• Set problem: Compile every line that includes the word "природных".

Dataset items:
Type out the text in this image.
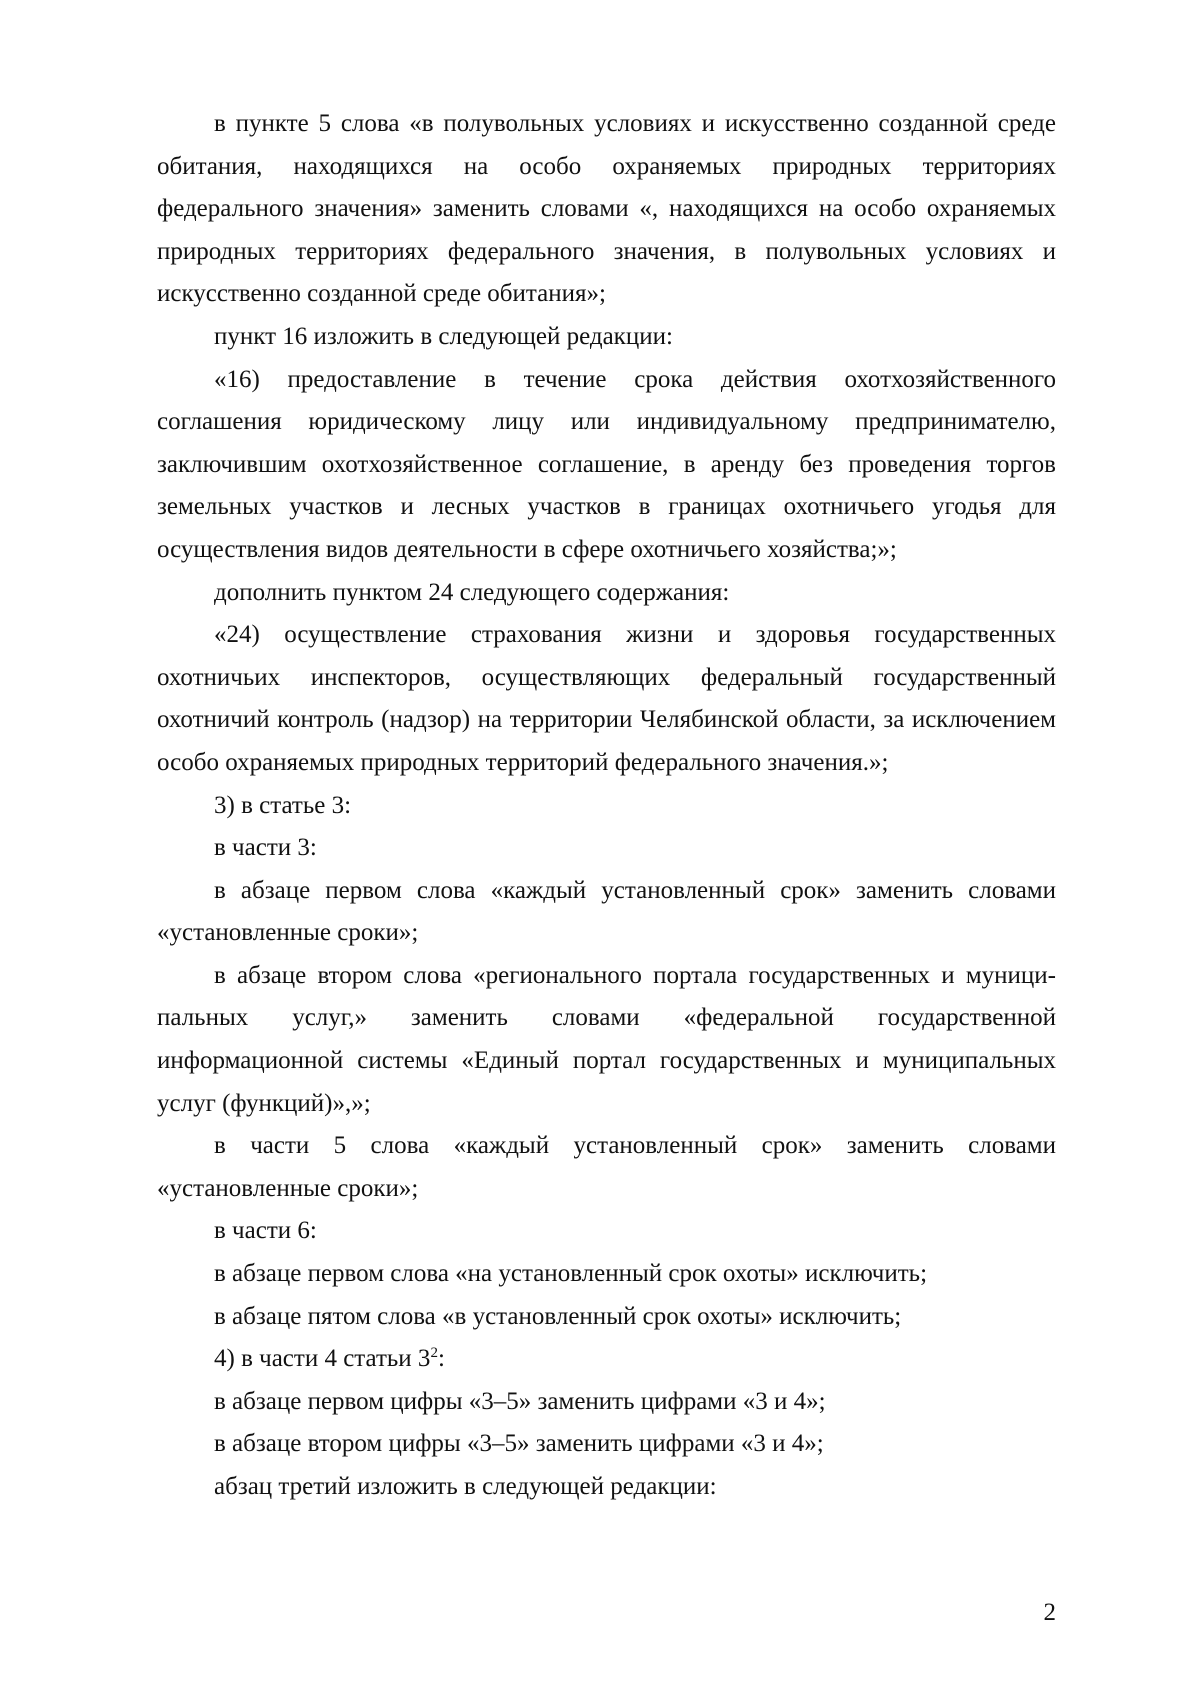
в пункте 5 слова «в полувольных условиях и искусственно созданной среде обитания, находящихся на особо охраняемых природных территориях федерального значения» заменить словами «, находящихся на особо охраняемых природных территориях федерального значения, в полувольных условиях и искусственно созданной среде обитания»;

пункт 16 изложить в следующей редакции:

«16) предоставление в течение срока действия охотхозяйственного соглашения юридическому лицу или индивидуальному предпринимателю, заключившим охотхозяйственное соглашение, в аренду без проведения торгов земельных участков и лесных участков в границах охотничьего угодья для осуществления видов деятельности в сфере охотничьего хозяйства;»;

дополнить пунктом 24 следующего содержания:

«24) осуществление страхования жизни и здоровья государственных охотничьих инспекторов, осуществляющих федеральный государственный охотничий контроль (надзор) на территории Челябинской области, за исключением особо охраняемых природных территорий федерального значения.»;

3) в статье 3:

в части 3:

в абзаце первом слова «каждый установленный срок» заменить словами «установленные сроки»;

в абзаце втором слова «регионального портала государственных и муниципальных услуг,» заменить словами «федеральной государственной информационной системы «Единый портал государственных и муниципальных услуг (функций)»,»;

в части 5 слова «каждый установленный срок» заменить словами «установленные сроки»;

в части 6:

в абзаце первом слова «на установленный срок охоты» исключить;

в абзаце пятом слова «в установленный срок охоты» исключить;

4) в части 4 статьи $3^2$:

в абзаце первом цифры «3–5» заменить цифрами «3 и 4»;

в абзаце втором цифры «3–5» заменить цифрами «3 и 4»;

абзац третий изложить в следующей редакции:

2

• Full solution:
в пункте 5 слова «в полувольных условиях и искусственно созданной среде обитания, находящихся на особо охраняемых природных территориях федерального значения» заменить словами «, находящихся на особо охраняемых природных территориях федерального значения, в полувольных условиях и искусственно созданной среде обитания»;
«24) осуществление страхования жизни и здоровья государственных охотничьих инспекторов, осуществляющих федеральный государственный охотничий контроль (надзор) на территории Челябинской области, за исключением особо охраняемых природных территорий федерального значения.»;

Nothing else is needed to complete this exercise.